Dataset rows about figures

┌──

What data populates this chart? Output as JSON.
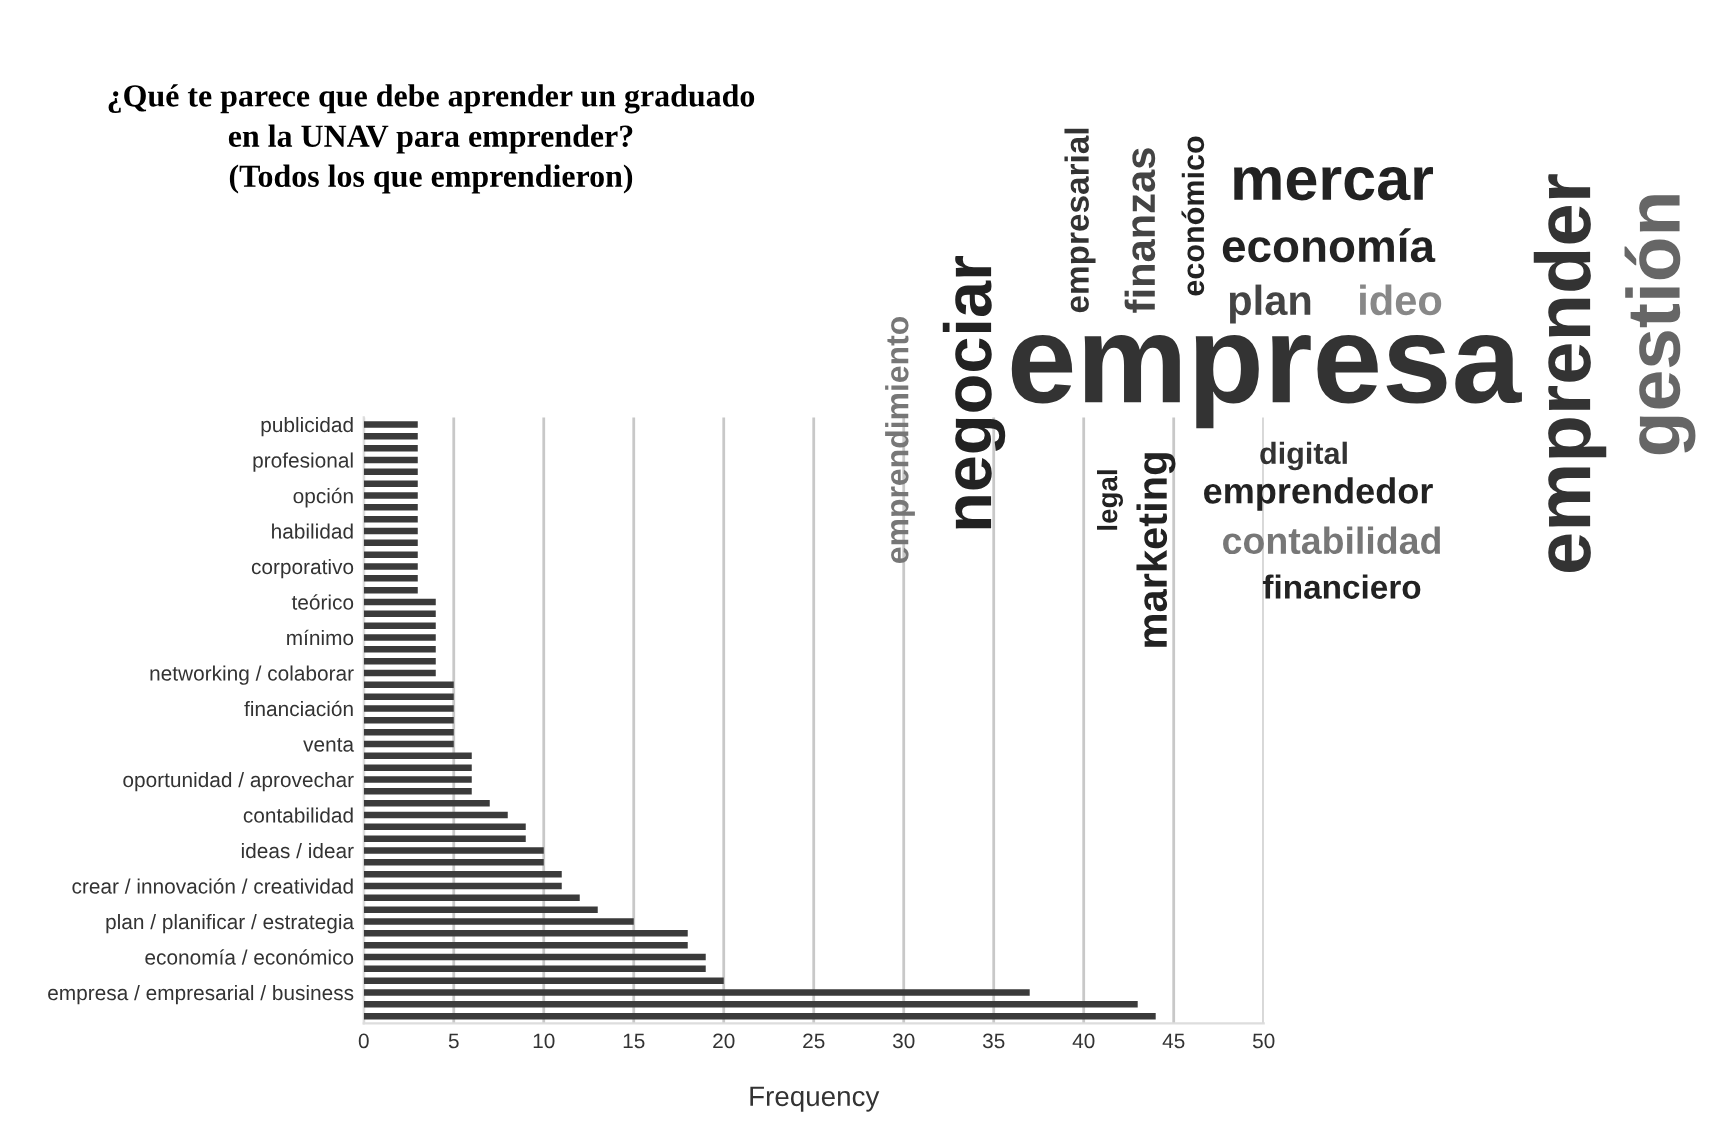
{
  "chart_data": [
    {
      "type": "bar",
      "orientation": "horizontal",
      "title": "¿Qué te parece que debe aprender un graduado\nen la UNAV para emprender?\n(Todos los que emprendieron)",
      "xlabel": "Frequency",
      "categories": [
        "publicidad",
        null,
        null,
        "profesional",
        null,
        null,
        "opción",
        null,
        null,
        "habilidad",
        null,
        null,
        "corporativo",
        null,
        null,
        "teórico",
        null,
        null,
        "mínimo",
        null,
        null,
        "networking / colaborar",
        null,
        null,
        "financiación",
        null,
        null,
        "venta",
        null,
        null,
        "oportunidad / aprovechar",
        null,
        null,
        "contabilidad",
        null,
        null,
        "ideas / idear",
        null,
        null,
        "crear / innovación / creatividad",
        null,
        null,
        "plan / planificar / estrategia",
        null,
        null,
        "economía / económico",
        null,
        null,
        "empresa / empresarial / business",
        null,
        null
      ],
      "values": [
        3,
        3,
        3,
        3,
        3,
        3,
        3,
        3,
        3,
        3,
        3,
        3,
        3,
        3,
        3,
        4,
        4,
        4,
        4,
        4,
        4,
        4,
        5,
        5,
        5,
        5,
        5,
        5,
        6,
        6,
        6,
        6,
        7,
        8,
        9,
        9,
        10,
        10,
        11,
        11,
        12,
        13,
        15,
        18,
        18,
        19,
        19,
        20,
        37,
        43,
        44
      ],
      "color": "#3a3a3a",
      "xlim": [
        0,
        50
      ],
      "xticks": [
        0,
        5,
        10,
        15,
        20,
        25,
        30,
        35,
        40,
        45,
        50
      ],
      "grid": "x"
    },
    {
      "type": "other",
      "annotations": [
        "emprendimiento",
        "negociar",
        "empresarial",
        "finanzas",
        "económico",
        "mercar",
        "economía",
        "plan",
        "ideo",
        "empresa",
        "emprender",
        "gestión",
        "digital",
        "legal",
        "marketing",
        "emprendedor",
        "contabilidad",
        "financiero"
      ]
    }
  ]
}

└──

**The problem**
Look through the material above and pick out each line holding the word "empresarial".

**Solution to this problem**
        "empresa / empresarial / business",
        "empresarial",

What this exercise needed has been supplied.